* start Provided data *

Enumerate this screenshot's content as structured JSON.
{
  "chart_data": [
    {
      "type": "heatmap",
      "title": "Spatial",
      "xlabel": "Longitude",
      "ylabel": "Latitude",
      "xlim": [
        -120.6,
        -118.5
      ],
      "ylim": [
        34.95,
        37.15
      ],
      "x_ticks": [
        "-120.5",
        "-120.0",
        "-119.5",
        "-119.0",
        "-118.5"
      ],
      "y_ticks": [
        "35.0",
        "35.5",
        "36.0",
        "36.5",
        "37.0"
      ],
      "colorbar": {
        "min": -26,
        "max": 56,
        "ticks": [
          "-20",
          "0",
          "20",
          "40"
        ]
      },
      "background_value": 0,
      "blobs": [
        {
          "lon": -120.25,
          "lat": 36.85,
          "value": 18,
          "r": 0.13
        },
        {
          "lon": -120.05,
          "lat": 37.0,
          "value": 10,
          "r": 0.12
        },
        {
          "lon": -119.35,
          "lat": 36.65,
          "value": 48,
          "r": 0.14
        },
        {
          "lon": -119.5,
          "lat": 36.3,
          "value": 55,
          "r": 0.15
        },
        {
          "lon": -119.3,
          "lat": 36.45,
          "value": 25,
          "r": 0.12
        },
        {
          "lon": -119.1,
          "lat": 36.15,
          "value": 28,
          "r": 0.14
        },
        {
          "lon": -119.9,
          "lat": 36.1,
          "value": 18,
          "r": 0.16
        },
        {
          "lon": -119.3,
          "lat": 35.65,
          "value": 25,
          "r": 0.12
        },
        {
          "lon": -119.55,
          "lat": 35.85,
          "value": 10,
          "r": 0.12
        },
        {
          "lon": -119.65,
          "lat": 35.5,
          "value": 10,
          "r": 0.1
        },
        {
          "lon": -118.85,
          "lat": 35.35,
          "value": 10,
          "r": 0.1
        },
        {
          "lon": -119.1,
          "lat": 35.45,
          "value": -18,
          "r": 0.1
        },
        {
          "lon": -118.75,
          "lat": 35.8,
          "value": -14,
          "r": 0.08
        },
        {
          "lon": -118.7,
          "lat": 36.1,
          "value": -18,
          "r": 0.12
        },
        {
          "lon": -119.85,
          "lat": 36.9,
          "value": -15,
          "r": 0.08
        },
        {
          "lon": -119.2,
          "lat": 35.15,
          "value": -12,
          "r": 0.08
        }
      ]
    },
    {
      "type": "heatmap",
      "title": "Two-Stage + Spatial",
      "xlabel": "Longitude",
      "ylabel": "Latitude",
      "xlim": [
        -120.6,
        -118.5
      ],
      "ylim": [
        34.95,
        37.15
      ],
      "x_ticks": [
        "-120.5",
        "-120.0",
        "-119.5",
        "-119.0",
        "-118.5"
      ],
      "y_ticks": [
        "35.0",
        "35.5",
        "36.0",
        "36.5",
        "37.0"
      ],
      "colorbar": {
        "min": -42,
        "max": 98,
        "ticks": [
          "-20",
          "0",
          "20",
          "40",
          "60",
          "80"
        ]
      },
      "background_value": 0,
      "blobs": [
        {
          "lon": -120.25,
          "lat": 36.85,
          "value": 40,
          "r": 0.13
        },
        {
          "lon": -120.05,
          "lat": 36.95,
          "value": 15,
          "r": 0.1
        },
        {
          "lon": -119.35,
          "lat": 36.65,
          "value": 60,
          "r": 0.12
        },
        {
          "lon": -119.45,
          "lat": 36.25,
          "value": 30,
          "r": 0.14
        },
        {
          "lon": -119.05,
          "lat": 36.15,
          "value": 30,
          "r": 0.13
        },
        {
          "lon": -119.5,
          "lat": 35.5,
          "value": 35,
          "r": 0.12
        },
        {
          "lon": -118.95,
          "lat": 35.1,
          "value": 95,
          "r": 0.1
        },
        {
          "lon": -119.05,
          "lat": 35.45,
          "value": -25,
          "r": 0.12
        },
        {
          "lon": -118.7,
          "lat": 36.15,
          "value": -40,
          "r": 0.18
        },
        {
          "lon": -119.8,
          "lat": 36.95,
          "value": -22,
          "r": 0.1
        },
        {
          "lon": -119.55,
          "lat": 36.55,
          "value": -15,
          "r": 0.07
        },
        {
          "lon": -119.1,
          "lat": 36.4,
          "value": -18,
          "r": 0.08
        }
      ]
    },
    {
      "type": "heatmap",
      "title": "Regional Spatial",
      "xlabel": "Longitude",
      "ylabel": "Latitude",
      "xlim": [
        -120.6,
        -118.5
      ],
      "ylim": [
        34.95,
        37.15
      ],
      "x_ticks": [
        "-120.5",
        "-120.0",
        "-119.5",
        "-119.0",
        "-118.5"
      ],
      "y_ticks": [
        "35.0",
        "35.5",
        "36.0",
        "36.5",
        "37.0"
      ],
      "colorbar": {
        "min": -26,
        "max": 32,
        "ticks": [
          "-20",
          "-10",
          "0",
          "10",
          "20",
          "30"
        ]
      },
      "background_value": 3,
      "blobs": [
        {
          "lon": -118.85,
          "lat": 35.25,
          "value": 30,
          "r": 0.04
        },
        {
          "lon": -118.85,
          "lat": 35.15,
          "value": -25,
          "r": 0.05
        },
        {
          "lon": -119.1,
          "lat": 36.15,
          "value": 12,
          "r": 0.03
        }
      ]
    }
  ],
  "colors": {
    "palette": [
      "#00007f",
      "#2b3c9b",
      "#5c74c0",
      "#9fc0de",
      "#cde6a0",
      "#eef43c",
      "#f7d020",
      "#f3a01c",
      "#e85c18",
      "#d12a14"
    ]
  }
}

* end Provided data *

**Exercise description**
Copy all the records above precisely.

**Answer in full**
Enumerate this screenshot's content as structured JSON.
{
  "chart_data": [
    {
      "type": "heatmap",
      "title": "Spatial",
      "xlabel": "Longitude",
      "ylabel": "Latitude",
      "xlim": [
        -120.6,
        -118.5
      ],
      "ylim": [
        34.95,
        37.15
      ],
      "x_ticks": [
        "-120.5",
        "-120.0",
        "-119.5",
        "-119.0",
        "-118.5"
      ],
      "y_ticks": [
        "35.0",
        "35.5",
        "36.0",
        "36.5",
        "37.0"
      ],
      "colorbar": {
        "min": -26,
        "max": 56,
        "ticks": [
          "-20",
          "0",
          "20",
          "40"
        ]
      },
      "background_value": 0,
      "blobs": [
        {
          "lon": -120.25,
          "lat": 36.85,
          "value": 18,
          "r": 0.13
        },
        {
          "lon": -120.05,
          "lat": 37.0,
          "value": 10,
          "r": 0.12
        },
        {
          "lon": -119.35,
          "lat": 36.65,
          "value": 48,
          "r": 0.14
        },
        {
          "lon": -119.5,
          "lat": 36.3,
          "value": 55,
          "r": 0.15
        },
        {
          "lon": -119.3,
          "lat": 36.45,
          "value": 25,
          "r": 0.12
        },
        {
          "lon": -119.1,
          "lat": 36.15,
          "value": 28,
          "r": 0.14
        },
        {
          "lon": -119.9,
          "lat": 36.1,
          "value": 18,
          "r": 0.16
        },
        {
          "lon": -119.3,
          "lat": 35.65,
          "value": 25,
          "r": 0.12
        },
        {
          "lon": -119.55,
          "lat": 35.85,
          "value": 10,
          "r": 0.12
        },
        {
          "lon": -119.65,
          "lat": 35.5,
          "value": 10,
          "r": 0.1
        },
        {
          "lon": -118.85,
          "lat": 35.35,
          "value": 10,
          "r": 0.1
        },
        {
          "lon": -119.1,
          "lat": 35.45,
          "value": -18,
          "r": 0.1
        },
        {
          "lon": -118.75,
          "lat": 35.8,
          "value": -14,
          "r": 0.08
        },
        {
          "lon": -118.7,
          "lat": 36.1,
          "value": -18,
          "r": 0.12
        },
        {
          "lon": -119.85,
          "lat": 36.9,
          "value": -15,
          "r": 0.08
        },
        {
          "lon": -119.2,
          "lat": 35.15,
          "value": -12,
          "r": 0.08
        }
      ]
    },
    {
      "type": "heatmap",
      "title": "Two-Stage + Spatial",
      "xlabel": "Longitude",
      "ylabel": "Latitude",
      "xlim": [
        -120.6,
        -118.5
      ],
      "ylim": [
        34.95,
        37.15
      ],
      "x_ticks": [
        "-120.5",
        "-120.0",
        "-119.5",
        "-119.0",
        "-118.5"
      ],
      "y_ticks": [
        "35.0",
        "35.5",
        "36.0",
        "36.5",
        "37.0"
      ],
      "colorbar": {
        "min": -42,
        "max": 98,
        "ticks": [
          "-20",
          "0",
          "20",
          "40",
          "60",
          "80"
        ]
      },
      "background_value": 0,
      "blobs": [
        {
          "lon": -120.25,
          "lat": 36.85,
          "value": 40,
          "r": 0.13
        },
        {
          "lon": -120.05,
          "lat": 36.95,
          "value": 15,
          "r": 0.1
        },
        {
          "lon": -119.35,
          "lat": 36.65,
          "value": 60,
          "r": 0.12
        },
        {
          "lon": -119.45,
          "lat": 36.25,
          "value": 30,
          "r": 0.14
        },
        {
          "lon": -119.05,
          "lat": 36.15,
          "value": 30,
          "r": 0.13
        },
        {
          "lon": -119.5,
          "lat": 35.5,
          "value": 35,
          "r": 0.12
        },
        {
          "lon": -118.95,
          "lat": 35.1,
          "value": 95,
          "r": 0.1
        },
        {
          "lon": -119.05,
          "lat": 35.45,
          "value": -25,
          "r": 0.12
        },
        {
          "lon": -118.7,
          "lat": 36.15,
          "value": -40,
          "r": 0.18
        },
        {
          "lon": -119.8,
          "lat": 36.95,
          "value": -22,
          "r": 0.1
        },
        {
          "lon": -119.55,
          "lat": 36.55,
          "value": -15,
          "r": 0.07
        },
        {
          "lon": -119.1,
          "lat": 36.4,
          "value": -18,
          "r": 0.08
        }
      ]
    },
    {
      "type": "heatmap",
      "title": "Regional Spatial",
      "xlabel": "Longitude",
      "ylabel": "Latitude",
      "xlim": [
        -120.6,
        -118.5
      ],
      "ylim": [
        34.95,
        37.15
      ],
      "x_ticks": [
        "-120.5",
        "-120.0",
        "-119.5",
        "-119.0",
        "-118.5"
      ],
      "y_ticks": [
        "35.0",
        "35.5",
        "36.0",
        "36.5",
        "37.0"
      ],
      "colorbar": {
        "min": -26,
        "max": 32,
        "ticks": [
          "-20",
          "-10",
          "0",
          "10",
          "20",
          "30"
        ]
      },
      "background_value": 3,
      "blobs": [
        {
          "lon": -118.85,
          "lat": 35.25,
          "value": 30,
          "r": 0.04
        },
        {
          "lon": -118.85,
          "lat": 35.15,
          "value": -25,
          "r": 0.05
        },
        {
          "lon": -119.1,
          "lat": 36.15,
          "value": 12,
          "r": 0.03
        }
      ]
    }
  ],
  "colors": {
    "palette": [
      "#00007f",
      "#2b3c9b",
      "#5c74c0",
      "#9fc0de",
      "#cde6a0",
      "#eef43c",
      "#f7d020",
      "#f3a01c",
      "#e85c18",
      "#d12a14"
    ]
  }
}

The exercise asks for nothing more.